→ **YOUR GOAL**
In the listing below, find every line containing "user" and copy it out.

→ **GIVEN INFORMATION**
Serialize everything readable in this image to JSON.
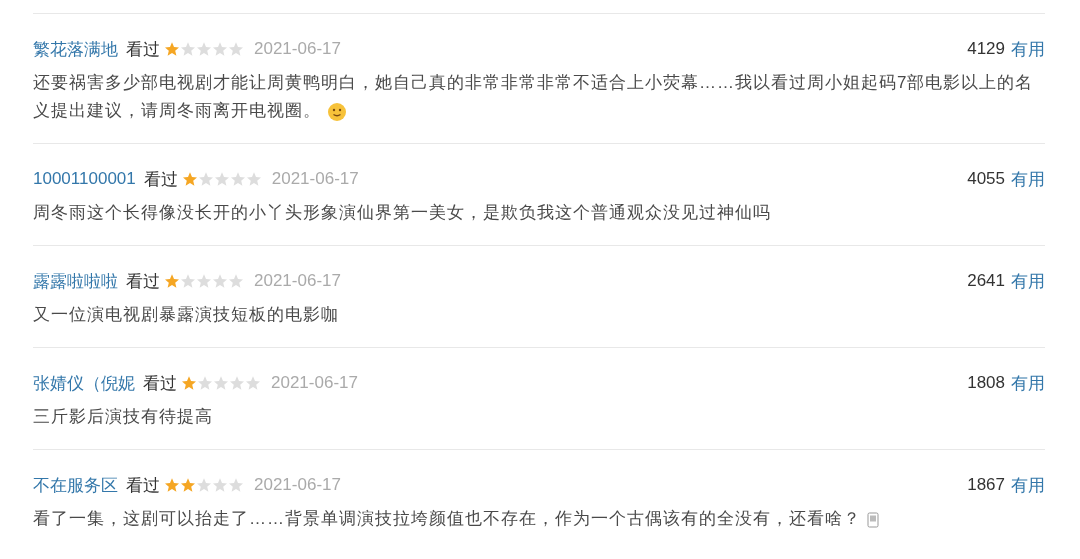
{
  "comments": [
    {
      "user": "繁花落满地",
      "status": "看过",
      "stars": 1,
      "date": "2021-06-17",
      "votes": "4129",
      "vote_label": "有用",
      "text": "还要祸害多少部电视剧才能让周黄鸭明白，她自己真的非常非常非常不适合上小荧幕……我以看过周小姐起码7部电影以上的名义提出建议，请周冬雨离开电视圈。",
      "kind": "emoji"
    },
    {
      "user": "10001100001",
      "status": "看过",
      "stars": 1,
      "date": "2021-06-17",
      "votes": "4055",
      "vote_label": "有用",
      "text": "周冬雨这个长得像没长开的小丫头形象演仙界第一美女，是欺负我这个普通观众没见过神仙吗"
    },
    {
      "user": "露露啦啦啦",
      "status": "看过",
      "stars": 1,
      "date": "2021-06-17",
      "votes": "2641",
      "vote_label": "有用",
      "text": "又一位演电视剧暴露演技短板的电影咖"
    },
    {
      "user": "张婧仪（倪妮",
      "status": "看过",
      "stars": 1,
      "date": "2021-06-17",
      "votes": "1808",
      "vote_label": "有用",
      "text": "三斤影后演技有待提高"
    },
    {
      "user": "不在服务区",
      "status": "看过",
      "stars": 2,
      "date": "2021-06-17",
      "votes": "1867",
      "vote_label": "有用",
      "text": "看了一集，这剧可以抬走了……背景单调演技拉垮颜值也不存在，作为一个古偶该有的全没有，还看啥？",
      "kind": "attachment"
    }
  ]
}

→ **THE COMPLETED TASK**
      "user": "繁花落满地",
      "user": "10001100001",
      "user": "露露啦啦啦",
      "user": "张婧仪（倪妮",
      "user": "不在服务区",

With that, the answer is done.